[Start of INPUT]
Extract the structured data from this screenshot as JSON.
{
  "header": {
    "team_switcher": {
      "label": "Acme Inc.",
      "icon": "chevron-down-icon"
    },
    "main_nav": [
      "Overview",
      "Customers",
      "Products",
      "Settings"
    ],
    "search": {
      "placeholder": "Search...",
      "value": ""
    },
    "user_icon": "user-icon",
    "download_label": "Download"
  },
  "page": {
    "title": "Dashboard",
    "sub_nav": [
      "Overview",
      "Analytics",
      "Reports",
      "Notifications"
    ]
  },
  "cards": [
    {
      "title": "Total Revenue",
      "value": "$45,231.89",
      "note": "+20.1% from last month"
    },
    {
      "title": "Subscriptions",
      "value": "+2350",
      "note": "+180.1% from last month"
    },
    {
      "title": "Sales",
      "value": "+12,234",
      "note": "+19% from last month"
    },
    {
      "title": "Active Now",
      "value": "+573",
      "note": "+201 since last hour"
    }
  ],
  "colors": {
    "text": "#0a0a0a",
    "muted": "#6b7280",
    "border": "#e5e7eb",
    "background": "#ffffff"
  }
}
[End of INPUT]
> [YOUR GOAL]:
Exactly as written above, please repeat the entries.

> [RESPONSE TO THE EXERCISE]:
Extract the structured data from this screenshot as JSON.
{
  "header": {
    "team_switcher": {
      "label": "Acme Inc.",
      "icon": "chevron-down-icon"
    },
    "main_nav": [
      "Overview",
      "Customers",
      "Products",
      "Settings"
    ],
    "search": {
      "placeholder": "Search...",
      "value": ""
    },
    "user_icon": "user-icon",
    "download_label": "Download"
  },
  "page": {
    "title": "Dashboard",
    "sub_nav": [
      "Overview",
      "Analytics",
      "Reports",
      "Notifications"
    ]
  },
  "cards": [
    {
      "title": "Total Revenue",
      "value": "$45,231.89",
      "note": "+20.1% from last month"
    },
    {
      "title": "Subscriptions",
      "value": "+2350",
      "note": "+180.1% from last month"
    },
    {
      "title": "Sales",
      "value": "+12,234",
      "note": "+19% from last month"
    },
    {
      "title": "Active Now",
      "value": "+573",
      "note": "+201 since last hour"
    }
  ],
  "colors": {
    "text": "#0a0a0a",
    "muted": "#6b7280",
    "border": "#e5e7eb",
    "background": "#ffffff"
  }
}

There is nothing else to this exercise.